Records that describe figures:
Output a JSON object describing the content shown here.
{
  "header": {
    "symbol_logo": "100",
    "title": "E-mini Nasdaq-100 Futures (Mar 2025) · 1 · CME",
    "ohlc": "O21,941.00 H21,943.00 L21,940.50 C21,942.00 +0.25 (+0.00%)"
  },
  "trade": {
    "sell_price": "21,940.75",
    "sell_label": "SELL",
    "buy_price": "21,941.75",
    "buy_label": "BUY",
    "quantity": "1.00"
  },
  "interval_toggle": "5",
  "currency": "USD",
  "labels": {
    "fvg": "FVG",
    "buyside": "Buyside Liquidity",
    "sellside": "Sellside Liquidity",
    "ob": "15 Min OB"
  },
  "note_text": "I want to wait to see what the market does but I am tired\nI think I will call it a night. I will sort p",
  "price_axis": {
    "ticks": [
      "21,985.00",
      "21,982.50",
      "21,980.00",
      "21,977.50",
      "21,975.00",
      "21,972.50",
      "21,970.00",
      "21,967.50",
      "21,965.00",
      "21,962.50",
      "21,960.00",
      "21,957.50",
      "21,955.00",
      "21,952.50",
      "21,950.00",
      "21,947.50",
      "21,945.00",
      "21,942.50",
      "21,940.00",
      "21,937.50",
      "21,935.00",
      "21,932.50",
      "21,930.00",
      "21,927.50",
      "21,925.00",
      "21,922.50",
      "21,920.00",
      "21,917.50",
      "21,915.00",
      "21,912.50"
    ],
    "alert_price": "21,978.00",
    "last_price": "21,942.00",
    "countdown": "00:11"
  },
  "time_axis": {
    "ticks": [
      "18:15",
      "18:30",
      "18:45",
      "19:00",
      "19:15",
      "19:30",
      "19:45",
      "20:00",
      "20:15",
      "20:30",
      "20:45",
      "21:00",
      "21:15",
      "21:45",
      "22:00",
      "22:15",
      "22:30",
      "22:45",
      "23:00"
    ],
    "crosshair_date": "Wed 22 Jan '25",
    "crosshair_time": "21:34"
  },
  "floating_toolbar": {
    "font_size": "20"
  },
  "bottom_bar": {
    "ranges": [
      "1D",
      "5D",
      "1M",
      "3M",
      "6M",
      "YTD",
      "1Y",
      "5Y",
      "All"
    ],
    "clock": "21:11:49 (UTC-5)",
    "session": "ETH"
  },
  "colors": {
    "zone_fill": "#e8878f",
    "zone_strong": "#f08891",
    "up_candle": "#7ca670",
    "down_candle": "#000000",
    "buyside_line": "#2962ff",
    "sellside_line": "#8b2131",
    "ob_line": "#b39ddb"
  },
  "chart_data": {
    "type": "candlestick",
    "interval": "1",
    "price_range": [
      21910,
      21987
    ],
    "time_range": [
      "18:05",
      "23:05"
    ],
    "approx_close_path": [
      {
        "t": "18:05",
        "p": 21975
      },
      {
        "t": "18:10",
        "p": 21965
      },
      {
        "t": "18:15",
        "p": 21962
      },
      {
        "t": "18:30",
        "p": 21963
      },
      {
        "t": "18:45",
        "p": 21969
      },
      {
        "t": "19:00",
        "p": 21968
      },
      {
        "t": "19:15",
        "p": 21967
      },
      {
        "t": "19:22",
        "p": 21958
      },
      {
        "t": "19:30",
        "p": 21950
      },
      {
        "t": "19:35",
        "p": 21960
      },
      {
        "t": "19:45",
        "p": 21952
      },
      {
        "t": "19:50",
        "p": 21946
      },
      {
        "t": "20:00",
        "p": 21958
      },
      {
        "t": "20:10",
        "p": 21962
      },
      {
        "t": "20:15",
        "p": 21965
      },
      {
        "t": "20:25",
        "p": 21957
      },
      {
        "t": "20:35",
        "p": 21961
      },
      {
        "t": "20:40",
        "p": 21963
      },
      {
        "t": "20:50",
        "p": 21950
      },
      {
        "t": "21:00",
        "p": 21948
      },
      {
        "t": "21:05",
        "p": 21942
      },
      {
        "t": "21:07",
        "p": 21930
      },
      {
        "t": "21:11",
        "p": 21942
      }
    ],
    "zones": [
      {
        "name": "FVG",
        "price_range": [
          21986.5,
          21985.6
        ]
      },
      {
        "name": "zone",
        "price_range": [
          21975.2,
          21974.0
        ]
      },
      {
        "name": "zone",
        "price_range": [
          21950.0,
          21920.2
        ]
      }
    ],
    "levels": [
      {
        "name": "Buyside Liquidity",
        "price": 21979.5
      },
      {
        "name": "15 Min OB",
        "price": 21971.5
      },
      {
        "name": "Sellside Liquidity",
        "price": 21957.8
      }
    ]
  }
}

■ **Exercise brief**
Print the whole listing again, exactly.

■ **Answer to this exercise**
Output a JSON object describing the content shown here.
{
  "header": {
    "symbol_logo": "100",
    "title": "E-mini Nasdaq-100 Futures (Mar 2025) · 1 · CME",
    "ohlc": "O21,941.00 H21,943.00 L21,940.50 C21,942.00 +0.25 (+0.00%)"
  },
  "trade": {
    "sell_price": "21,940.75",
    "sell_label": "SELL",
    "buy_price": "21,941.75",
    "buy_label": "BUY",
    "quantity": "1.00"
  },
  "interval_toggle": "5",
  "currency": "USD",
  "labels": {
    "fvg": "FVG",
    "buyside": "Buyside Liquidity",
    "sellside": "Sellside Liquidity",
    "ob": "15 Min OB"
  },
  "note_text": "I want to wait to see what the market does but I am tired\nI think I will call it a night. I will sort p",
  "price_axis": {
    "ticks": [
      "21,985.00",
      "21,982.50",
      "21,980.00",
      "21,977.50",
      "21,975.00",
      "21,972.50",
      "21,970.00",
      "21,967.50",
      "21,965.00",
      "21,962.50",
      "21,960.00",
      "21,957.50",
      "21,955.00",
      "21,952.50",
      "21,950.00",
      "21,947.50",
      "21,945.00",
      "21,942.50",
      "21,940.00",
      "21,937.50",
      "21,935.00",
      "21,932.50",
      "21,930.00",
      "21,927.50",
      "21,925.00",
      "21,922.50",
      "21,920.00",
      "21,917.50",
      "21,915.00",
      "21,912.50"
    ],
    "alert_price": "21,978.00",
    "last_price": "21,942.00",
    "countdown": "00:11"
  },
  "time_axis": {
    "ticks": [
      "18:15",
      "18:30",
      "18:45",
      "19:00",
      "19:15",
      "19:30",
      "19:45",
      "20:00",
      "20:15",
      "20:30",
      "20:45",
      "21:00",
      "21:15",
      "21:45",
      "22:00",
      "22:15",
      "22:30",
      "22:45",
      "23:00"
    ],
    "crosshair_date": "Wed 22 Jan '25",
    "crosshair_time": "21:34"
  },
  "floating_toolbar": {
    "font_size": "20"
  },
  "bottom_bar": {
    "ranges": [
      "1D",
      "5D",
      "1M",
      "3M",
      "6M",
      "YTD",
      "1Y",
      "5Y",
      "All"
    ],
    "clock": "21:11:49 (UTC-5)",
    "session": "ETH"
  },
  "colors": {
    "zone_fill": "#e8878f",
    "zone_strong": "#f08891",
    "up_candle": "#7ca670",
    "down_candle": "#000000",
    "buyside_line": "#2962ff",
    "sellside_line": "#8b2131",
    "ob_line": "#b39ddb"
  },
  "chart_data": {
    "type": "candlestick",
    "interval": "1",
    "price_range": [
      21910,
      21987
    ],
    "time_range": [
      "18:05",
      "23:05"
    ],
    "approx_close_path": [
      {
        "t": "18:05",
        "p": 21975
      },
      {
        "t": "18:10",
        "p": 21965
      },
      {
        "t": "18:15",
        "p": 21962
      },
      {
        "t": "18:30",
        "p": 21963
      },
      {
        "t": "18:45",
        "p": 21969
      },
      {
        "t": "19:00",
        "p": 21968
      },
      {
        "t": "19:15",
        "p": 21967
      },
      {
        "t": "19:22",
        "p": 21958
      },
      {
        "t": "19:30",
        "p": 21950
      },
      {
        "t": "19:35",
        "p": 21960
      },
      {
        "t": "19:45",
        "p": 21952
      },
      {
        "t": "19:50",
        "p": 21946
      },
      {
        "t": "20:00",
        "p": 21958
      },
      {
        "t": "20:10",
        "p": 21962
      },
      {
        "t": "20:15",
        "p": 21965
      },
      {
        "t": "20:25",
        "p": 21957
      },
      {
        "t": "20:35",
        "p": 21961
      },
      {
        "t": "20:40",
        "p": 21963
      },
      {
        "t": "20:50",
        "p": 21950
      },
      {
        "t": "21:00",
        "p": 21948
      },
      {
        "t": "21:05",
        "p": 21942
      },
      {
        "t": "21:07",
        "p": 21930
      },
      {
        "t": "21:11",
        "p": 21942
      }
    ],
    "zones": [
      {
        "name": "FVG",
        "price_range": [
          21986.5,
          21985.6
        ]
      },
      {
        "name": "zone",
        "price_range": [
          21975.2,
          21974.0
        ]
      },
      {
        "name": "zone",
        "price_range": [
          21950.0,
          21920.2
        ]
      }
    ],
    "levels": [
      {
        "name": "Buyside Liquidity",
        "price": 21979.5
      },
      {
        "name": "15 Min OB",
        "price": 21971.5
      },
      {
        "name": "Sellside Liquidity",
        "price": 21957.8
      }
    ]
  }
}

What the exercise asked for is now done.